[Records that describe figures]
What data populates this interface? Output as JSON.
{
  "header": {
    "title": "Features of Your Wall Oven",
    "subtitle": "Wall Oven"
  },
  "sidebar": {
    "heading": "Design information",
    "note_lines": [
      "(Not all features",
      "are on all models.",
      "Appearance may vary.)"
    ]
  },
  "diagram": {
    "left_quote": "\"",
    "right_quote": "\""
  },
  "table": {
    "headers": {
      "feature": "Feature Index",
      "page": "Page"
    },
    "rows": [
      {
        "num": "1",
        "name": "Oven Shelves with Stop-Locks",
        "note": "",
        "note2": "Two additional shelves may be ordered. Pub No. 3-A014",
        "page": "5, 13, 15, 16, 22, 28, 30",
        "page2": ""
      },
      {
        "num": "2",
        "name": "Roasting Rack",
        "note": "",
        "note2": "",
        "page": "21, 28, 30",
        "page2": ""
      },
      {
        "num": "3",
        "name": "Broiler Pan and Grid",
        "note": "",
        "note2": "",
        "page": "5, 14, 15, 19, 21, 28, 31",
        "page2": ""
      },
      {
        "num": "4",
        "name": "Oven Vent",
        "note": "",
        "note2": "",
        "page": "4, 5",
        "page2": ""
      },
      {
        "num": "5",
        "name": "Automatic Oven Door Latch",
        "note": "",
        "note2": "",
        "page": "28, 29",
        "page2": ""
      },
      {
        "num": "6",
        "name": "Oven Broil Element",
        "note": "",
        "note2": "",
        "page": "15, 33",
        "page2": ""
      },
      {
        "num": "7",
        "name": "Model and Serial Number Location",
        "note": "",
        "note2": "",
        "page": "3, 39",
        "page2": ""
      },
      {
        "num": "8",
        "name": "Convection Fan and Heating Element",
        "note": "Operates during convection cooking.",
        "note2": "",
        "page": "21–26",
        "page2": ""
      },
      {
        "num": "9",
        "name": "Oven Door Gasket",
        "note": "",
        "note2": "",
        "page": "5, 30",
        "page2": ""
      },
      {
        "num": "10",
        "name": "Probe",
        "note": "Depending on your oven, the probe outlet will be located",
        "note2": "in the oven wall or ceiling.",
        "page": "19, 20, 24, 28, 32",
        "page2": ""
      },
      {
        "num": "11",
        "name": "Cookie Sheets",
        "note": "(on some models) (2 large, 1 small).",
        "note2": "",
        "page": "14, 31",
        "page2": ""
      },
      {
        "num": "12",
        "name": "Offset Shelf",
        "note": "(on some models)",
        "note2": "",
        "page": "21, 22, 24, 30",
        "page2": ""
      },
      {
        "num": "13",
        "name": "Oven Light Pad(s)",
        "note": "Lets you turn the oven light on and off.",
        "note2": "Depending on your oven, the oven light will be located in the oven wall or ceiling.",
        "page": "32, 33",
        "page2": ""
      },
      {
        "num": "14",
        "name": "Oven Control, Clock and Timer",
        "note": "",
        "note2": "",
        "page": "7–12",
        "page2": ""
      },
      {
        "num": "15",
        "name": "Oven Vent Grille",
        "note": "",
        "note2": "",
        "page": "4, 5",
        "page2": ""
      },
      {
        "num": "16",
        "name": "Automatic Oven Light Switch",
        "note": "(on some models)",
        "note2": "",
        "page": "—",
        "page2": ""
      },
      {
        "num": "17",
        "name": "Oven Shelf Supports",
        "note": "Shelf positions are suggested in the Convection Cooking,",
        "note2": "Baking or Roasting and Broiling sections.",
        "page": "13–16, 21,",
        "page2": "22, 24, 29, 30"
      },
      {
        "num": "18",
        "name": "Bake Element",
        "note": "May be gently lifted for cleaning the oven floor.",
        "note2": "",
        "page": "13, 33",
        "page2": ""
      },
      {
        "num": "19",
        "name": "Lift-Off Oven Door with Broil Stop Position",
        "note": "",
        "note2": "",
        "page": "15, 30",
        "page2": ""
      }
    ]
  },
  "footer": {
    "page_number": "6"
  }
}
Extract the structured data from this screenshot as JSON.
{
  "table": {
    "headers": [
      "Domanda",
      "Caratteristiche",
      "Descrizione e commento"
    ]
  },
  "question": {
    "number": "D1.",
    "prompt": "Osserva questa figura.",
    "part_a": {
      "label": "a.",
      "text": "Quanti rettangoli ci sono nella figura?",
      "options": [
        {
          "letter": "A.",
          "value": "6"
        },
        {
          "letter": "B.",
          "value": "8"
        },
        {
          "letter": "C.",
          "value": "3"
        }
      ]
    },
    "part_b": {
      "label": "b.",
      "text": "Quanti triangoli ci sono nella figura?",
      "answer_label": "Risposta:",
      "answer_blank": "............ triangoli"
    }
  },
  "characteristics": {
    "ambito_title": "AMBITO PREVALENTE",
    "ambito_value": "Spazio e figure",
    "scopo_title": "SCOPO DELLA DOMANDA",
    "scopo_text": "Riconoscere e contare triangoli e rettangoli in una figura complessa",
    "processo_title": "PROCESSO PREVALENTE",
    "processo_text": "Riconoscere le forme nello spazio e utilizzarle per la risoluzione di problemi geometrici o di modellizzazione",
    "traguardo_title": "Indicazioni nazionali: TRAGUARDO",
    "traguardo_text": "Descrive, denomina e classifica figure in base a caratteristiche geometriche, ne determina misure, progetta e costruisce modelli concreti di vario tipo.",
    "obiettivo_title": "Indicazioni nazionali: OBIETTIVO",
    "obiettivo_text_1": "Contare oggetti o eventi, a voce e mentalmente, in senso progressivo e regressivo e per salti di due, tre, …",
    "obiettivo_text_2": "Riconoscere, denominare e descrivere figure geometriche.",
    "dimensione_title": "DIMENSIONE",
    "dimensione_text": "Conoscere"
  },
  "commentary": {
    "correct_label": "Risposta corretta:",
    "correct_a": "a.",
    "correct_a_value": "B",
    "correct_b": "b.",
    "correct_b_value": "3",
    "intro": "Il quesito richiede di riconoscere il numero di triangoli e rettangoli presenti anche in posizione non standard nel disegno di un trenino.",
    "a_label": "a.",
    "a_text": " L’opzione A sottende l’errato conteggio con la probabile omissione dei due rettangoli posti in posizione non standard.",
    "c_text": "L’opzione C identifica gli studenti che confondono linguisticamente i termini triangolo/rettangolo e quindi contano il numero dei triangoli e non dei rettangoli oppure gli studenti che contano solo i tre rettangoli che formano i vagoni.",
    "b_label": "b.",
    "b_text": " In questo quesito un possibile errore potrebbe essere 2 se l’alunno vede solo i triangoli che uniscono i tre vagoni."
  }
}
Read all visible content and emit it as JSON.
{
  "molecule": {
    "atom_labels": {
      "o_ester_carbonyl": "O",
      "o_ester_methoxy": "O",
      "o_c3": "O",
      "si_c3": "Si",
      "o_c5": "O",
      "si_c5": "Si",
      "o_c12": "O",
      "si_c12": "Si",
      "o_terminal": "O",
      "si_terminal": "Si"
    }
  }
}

TASK TO COMPLETE:
Return the listing above word for word.

THE RESULT:
What data populates this interface? Output as JSON.
{
  "header": {
    "title": "Features of Your Wall Oven",
    "subtitle": "Wall Oven"
  },
  "sidebar": {
    "heading": "Design information",
    "note_lines": [
      "(Not all features",
      "are on all models.",
      "Appearance may vary.)"
    ]
  },
  "diagram": {
    "left_quote": "\"",
    "right_quote": "\""
  },
  "table": {
    "headers": {
      "feature": "Feature Index",
      "page": "Page"
    },
    "rows": [
      {
        "num": "1",
        "name": "Oven Shelves with Stop-Locks",
        "note": "",
        "note2": "Two additional shelves may be ordered. Pub No. 3-A014",
        "page": "5, 13, 15, 16, 22, 28, 30",
        "page2": ""
      },
      {
        "num": "2",
        "name": "Roasting Rack",
        "note": "",
        "note2": "",
        "page": "21, 28, 30",
        "page2": ""
      },
      {
        "num": "3",
        "name": "Broiler Pan and Grid",
        "note": "",
        "note2": "",
        "page": "5, 14, 15, 19, 21, 28, 31",
        "page2": ""
      },
      {
        "num": "4",
        "name": "Oven Vent",
        "note": "",
        "note2": "",
        "page": "4, 5",
        "page2": ""
      },
      {
        "num": "5",
        "name": "Automatic Oven Door Latch",
        "note": "",
        "note2": "",
        "page": "28, 29",
        "page2": ""
      },
      {
        "num": "6",
        "name": "Oven Broil Element",
        "note": "",
        "note2": "",
        "page": "15, 33",
        "page2": ""
      },
      {
        "num": "7",
        "name": "Model and Serial Number Location",
        "note": "",
        "note2": "",
        "page": "3, 39",
        "page2": ""
      },
      {
        "num": "8",
        "name": "Convection Fan and Heating Element",
        "note": "Operates during convection cooking.",
        "note2": "",
        "page": "21–26",
        "page2": ""
      },
      {
        "num": "9",
        "name": "Oven Door Gasket",
        "note": "",
        "note2": "",
        "page": "5, 30",
        "page2": ""
      },
      {
        "num": "10",
        "name": "Probe",
        "note": "Depending on your oven, the probe outlet will be located",
        "note2": "in the oven wall or ceiling.",
        "page": "19, 20, 24, 28, 32",
        "page2": ""
      },
      {
        "num": "11",
        "name": "Cookie Sheets",
        "note": "(on some models) (2 large, 1 small).",
        "note2": "",
        "page": "14, 31",
        "page2": ""
      },
      {
        "num": "12",
        "name": "Offset Shelf",
        "note": "(on some models)",
        "note2": "",
        "page": "21, 22, 24, 30",
        "page2": ""
      },
      {
        "num": "13",
        "name": "Oven Light Pad(s)",
        "note": "Lets you turn the oven light on and off.",
        "note2": "Depending on your oven, the oven light will be located in the oven wall or ceiling.",
        "page": "32, 33",
        "page2": ""
      },
      {
        "num": "14",
        "name": "Oven Control, Clock and Timer",
        "note": "",
        "note2": "",
        "page": "7–12",
        "page2": ""
      },
      {
        "num": "15",
        "name": "Oven Vent Grille",
        "note": "",
        "note2": "",
        "page": "4, 5",
        "page2": ""
      },
      {
        "num": "16",
        "name": "Automatic Oven Light Switch",
        "note": "(on some models)",
        "note2": "",
        "page": "—",
        "page2": ""
      },
      {
        "num": "17",
        "name": "Oven Shelf Supports",
        "note": "Shelf positions are suggested in the Convection Cooking,",
        "note2": "Baking or Roasting and Broiling sections.",
        "page": "13–16, 21,",
        "page2": "22, 24, 29, 30"
      },
      {
        "num": "18",
        "name": "Bake Element",
        "note": "May be gently lifted for cleaning the oven floor.",
        "note2": "",
        "page": "13, 33",
        "page2": ""
      },
      {
        "num": "19",
        "name": "Lift-Off Oven Door with Broil Stop Position",
        "note": "",
        "note2": "",
        "page": "15, 30",
        "page2": ""
      }
    ]
  },
  "footer": {
    "page_number": "6"
  }
}
Extract the structured data from this screenshot as JSON.
{
  "table": {
    "headers": [
      "Domanda",
      "Caratteristiche",
      "Descrizione e commento"
    ]
  },
  "question": {
    "number": "D1.",
    "prompt": "Osserva questa figura.",
    "part_a": {
      "label": "a.",
      "text": "Quanti rettangoli ci sono nella figura?",
      "options": [
        {
          "letter": "A.",
          "value": "6"
        },
        {
          "letter": "B.",
          "value": "8"
        },
        {
          "letter": "C.",
          "value": "3"
        }
      ]
    },
    "part_b": {
      "label": "b.",
      "text": "Quanti triangoli ci sono nella figura?",
      "answer_label": "Risposta:",
      "answer_blank": "............ triangoli"
    }
  },
  "characteristics": {
    "ambito_title": "AMBITO PREVALENTE",
    "ambito_value": "Spazio e figure",
    "scopo_title": "SCOPO DELLA DOMANDA",
    "scopo_text": "Riconoscere e contare triangoli e rettangoli in una figura complessa",
    "processo_title": "PROCESSO PREVALENTE",
    "processo_text": "Riconoscere le forme nello spazio e utilizzarle per la risoluzione di problemi geometrici o di modellizzazione",
    "traguardo_title": "Indicazioni nazionali: TRAGUARDO",
    "traguardo_text": "Descrive, denomina e classifica figure in base a caratteristiche geometriche, ne determina misure, progetta e costruisce modelli concreti di vario tipo.",
    "obiettivo_title": "Indicazioni nazionali: OBIETTIVO",
    "obiettivo_text_1": "Contare oggetti o eventi, a voce e mentalmente, in senso progressivo e regressivo e per salti di due, tre, …",
    "obiettivo_text_2": "Riconoscere, denominare e descrivere figure geometriche.",
    "dimensione_title": "DIMENSIONE",
    "dimensione_text": "Conoscere"
  },
  "commentary": {
    "correct_label": "Risposta corretta:",
    "correct_a": "a.",
    "correct_a_value": "B",
    "correct_b": "b.",
    "correct_b_value": "3",
    "intro": "Il quesito richiede di riconoscere il numero di triangoli e rettangoli presenti anche in posizione non standard nel disegno di un trenino.",
    "a_label": "a.",
    "a_text": " L’opzione A sottende l’errato conteggio con la probabile omissione dei due rettangoli posti in posizione non standard.",
    "c_text": "L’opzione C identifica gli studenti che confondono linguisticamente i termini triangolo/rettangolo e quindi contano il numero dei triangoli e non dei rettangoli oppure gli studenti che contano solo i tre rettangoli che formano i vagoni.",
    "b_label": "b.",
    "b_text": " In questo quesito un possibile errore potrebbe essere 2 se l’alunno vede solo i triangoli che uniscono i tre vagoni."
  }
}
Read all visible content and emit it as JSON.
{
  "molecule": {
    "atom_labels": {
      "o_ester_carbonyl": "O",
      "o_ester_methoxy": "O",
      "o_c3": "O",
      "si_c3": "Si",
      "o_c5": "O",
      "si_c5": "Si",
      "o_c12": "O",
      "si_c12": "Si",
      "o_terminal": "O",
      "si_terminal": "Si"
    }
  }
}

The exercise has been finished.